THE REQUEST
Could you repeat the records below exactly, leaving out any pictures?

[Dataset listings of figures]

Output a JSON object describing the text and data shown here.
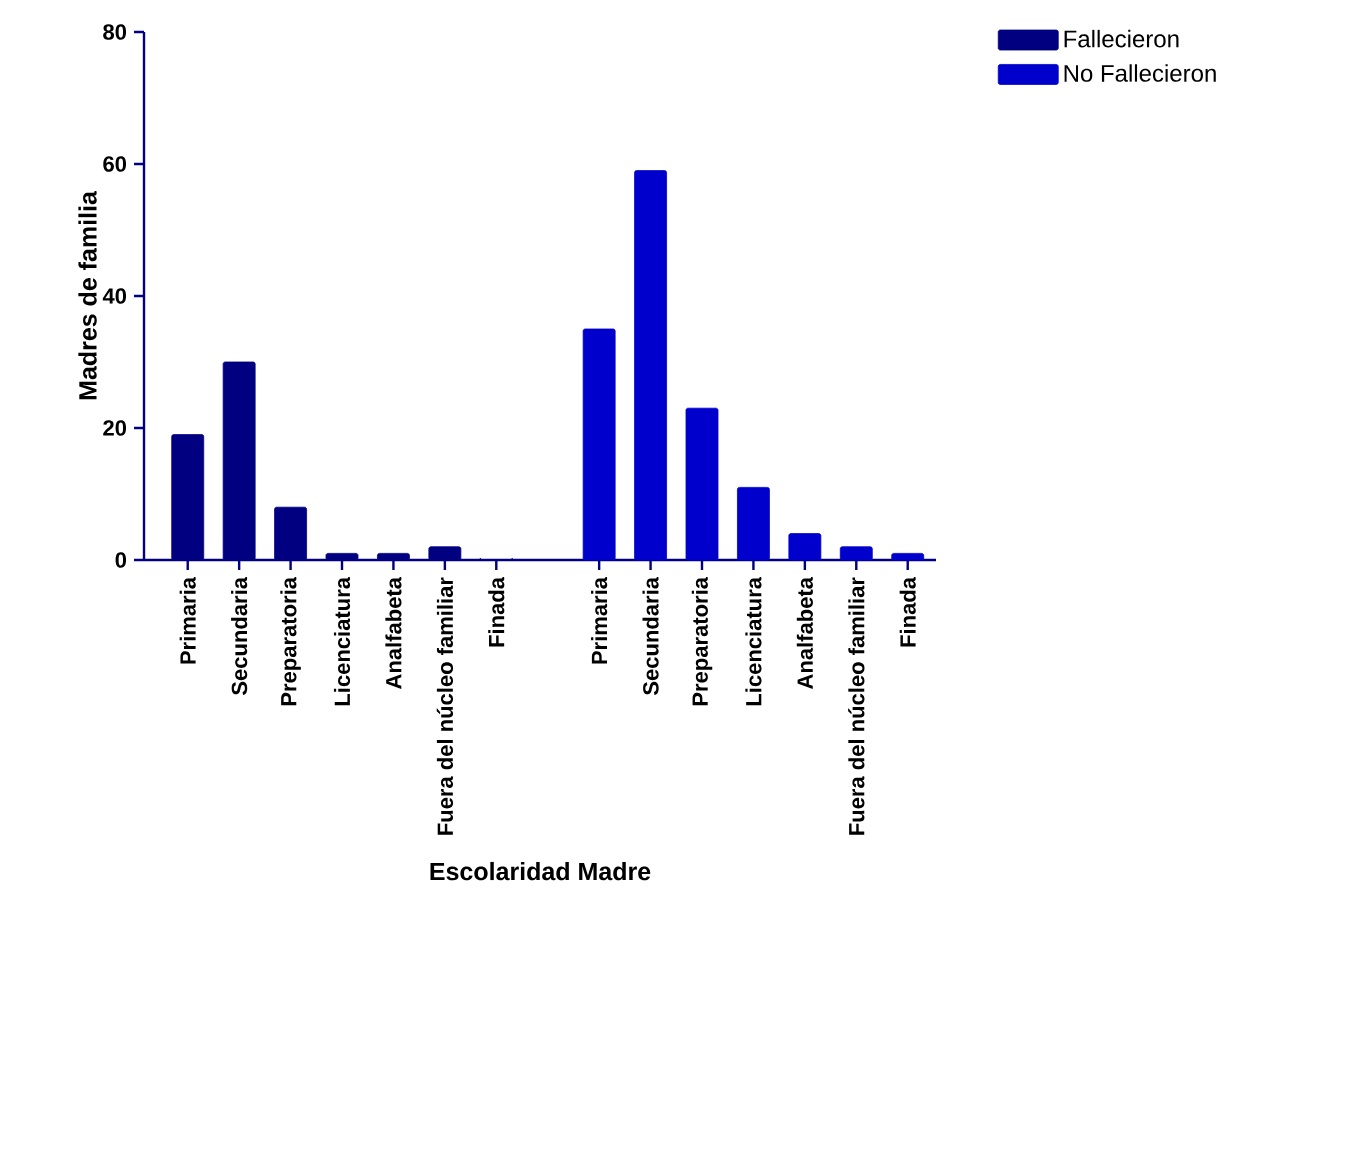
{
  "chart_data": {
    "type": "bar",
    "xlabel": "Escolaridad Madre",
    "ylabel": "Madres de familia",
    "categories": [
      "Primaria",
      "Secundaria",
      "Preparatoria",
      "Licenciatura",
      "Analfabeta",
      "Fuera del núcleo familiar",
      "Finada",
      null,
      "Primaria",
      "Secundaria",
      "Preparatoria",
      "Licenciatura",
      "Analfabeta",
      "Fuera del núcleo familiar",
      "Finada"
    ],
    "series": [
      {
        "name": "Fallecieron",
        "color": "#000080",
        "values": [
          19,
          30,
          8,
          1,
          1,
          2,
          0,
          null,
          null,
          null,
          null,
          null,
          null,
          null,
          null
        ]
      },
      {
        "name": "No Fallecieron",
        "color": "#0000cc",
        "values": [
          null,
          null,
          null,
          null,
          null,
          null,
          null,
          null,
          35,
          59,
          23,
          11,
          4,
          2,
          1
        ]
      }
    ],
    "ylim": [
      0,
      80
    ],
    "yticks": [
      0,
      20,
      40,
      60,
      80
    ],
    "grid": false,
    "legend": "top right"
  }
}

WRITTEN ANSWER
Output a JSON object describing the text and data shown here.
{
  "chart_data": {
    "type": "bar",
    "xlabel": "Escolaridad Madre",
    "ylabel": "Madres de familia",
    "categories": [
      "Primaria",
      "Secundaria",
      "Preparatoria",
      "Licenciatura",
      "Analfabeta",
      "Fuera del núcleo familiar",
      "Finada",
      null,
      "Primaria",
      "Secundaria",
      "Preparatoria",
      "Licenciatura",
      "Analfabeta",
      "Fuera del núcleo familiar",
      "Finada"
    ],
    "series": [
      {
        "name": "Fallecieron",
        "color": "#000080",
        "values": [
          19,
          30,
          8,
          1,
          1,
          2,
          0,
          null,
          null,
          null,
          null,
          null,
          null,
          null,
          null
        ]
      },
      {
        "name": "No Fallecieron",
        "color": "#0000cc",
        "values": [
          null,
          null,
          null,
          null,
          null,
          null,
          null,
          null,
          35,
          59,
          23,
          11,
          4,
          2,
          1
        ]
      }
    ],
    "ylim": [
      0,
      80
    ],
    "yticks": [
      0,
      20,
      40,
      60,
      80
    ],
    "grid": false,
    "legend": "top right"
  }
}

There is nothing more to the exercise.